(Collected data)
-- START --

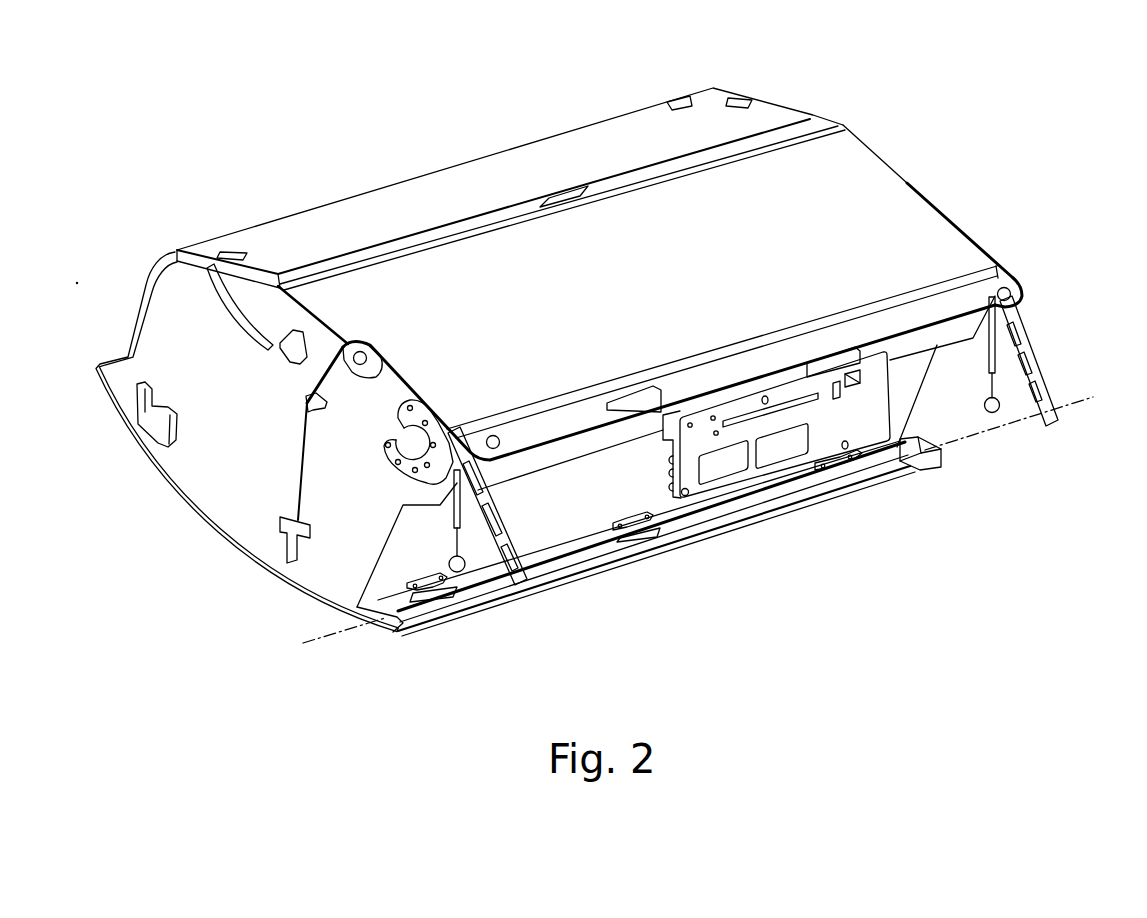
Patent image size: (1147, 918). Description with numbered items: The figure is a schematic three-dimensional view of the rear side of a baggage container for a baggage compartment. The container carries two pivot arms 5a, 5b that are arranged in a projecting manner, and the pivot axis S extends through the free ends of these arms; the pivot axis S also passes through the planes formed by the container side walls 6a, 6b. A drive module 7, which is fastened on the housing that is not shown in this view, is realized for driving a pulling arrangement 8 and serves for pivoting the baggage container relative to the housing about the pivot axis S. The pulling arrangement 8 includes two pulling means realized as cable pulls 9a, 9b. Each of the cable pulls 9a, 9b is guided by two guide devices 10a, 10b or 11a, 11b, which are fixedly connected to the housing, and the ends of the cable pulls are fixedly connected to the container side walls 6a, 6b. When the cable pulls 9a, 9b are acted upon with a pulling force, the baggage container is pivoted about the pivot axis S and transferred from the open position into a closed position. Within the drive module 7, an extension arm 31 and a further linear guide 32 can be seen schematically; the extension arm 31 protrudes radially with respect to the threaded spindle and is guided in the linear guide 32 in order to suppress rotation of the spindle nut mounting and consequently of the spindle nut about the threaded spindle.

The pulling arrangement 8 is at (918, 330).
The container side wall 6a is at (200, 450).
The container side wall 6b is at (954, 191).
The cable pull 9a is at (295, 472).
The cable pull 9b is at (995, 258).
The guide device 10a is at (493, 435).
The guide device 10b is at (1025, 296).
The guide device 11a is at (360, 350).
The guide device 11b is at (908, 184).
The pivot arm 5a is at (462, 545).
The pivot arm 5b is at (1034, 347).
The drive module 7 is at (870, 418).
The extension arm 31 is at (718, 423).
The linear guide 32 is at (748, 416).
The pivot axis S is at (1088, 398).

-- END --

_Work to be completed_
Please collect every line of the items above that contains the word "drive", where case counts.

_Exercise result_
Patent image size: (1147, 918). Description with numbered items: The figure is a schematic three-dimensional view of the rear side of a baggage container for a baggage compartment. The container carries two pivot arms 5a, 5b that are arranged in a projecting manner, and the pivot axis S extends through the free ends of these arms; the pivot axis S also passes through the planes formed by the container side walls 6a, 6b. A drive module 7, which is fastened on the housing that is not shown in this view, is realized for driving a pulling arrangement 8 and serves for pivoting the baggage container relative to the housing about the pivot axis S. The pulling arrangement 8 includes two pulling means realized as cable pulls 9a, 9b. Each of the cable pulls 9a, 9b is guided by two guide devices 10a, 10b or 11a, 11b, which are fixedly connected to the housing, and the ends of the cable pulls are fixedly connected to the container side walls 6a, 6b. When the cable pulls 9a, 9b are acted upon with a pulling force, the baggage container is pivoted about the pivot axis S and transferred from the open position into a closed position. Within the drive module 7, an extension arm 31 and a further linear guide 32 can be seen schematically; the extension arm 31 protrudes radially with respect to the threaded spindle and is guided in the linear guide 32 in order to suppress rotation of the spindle nut mounting and consequently of the spindle nut about the threaded spindle.
The drive module 7 is at (870, 418).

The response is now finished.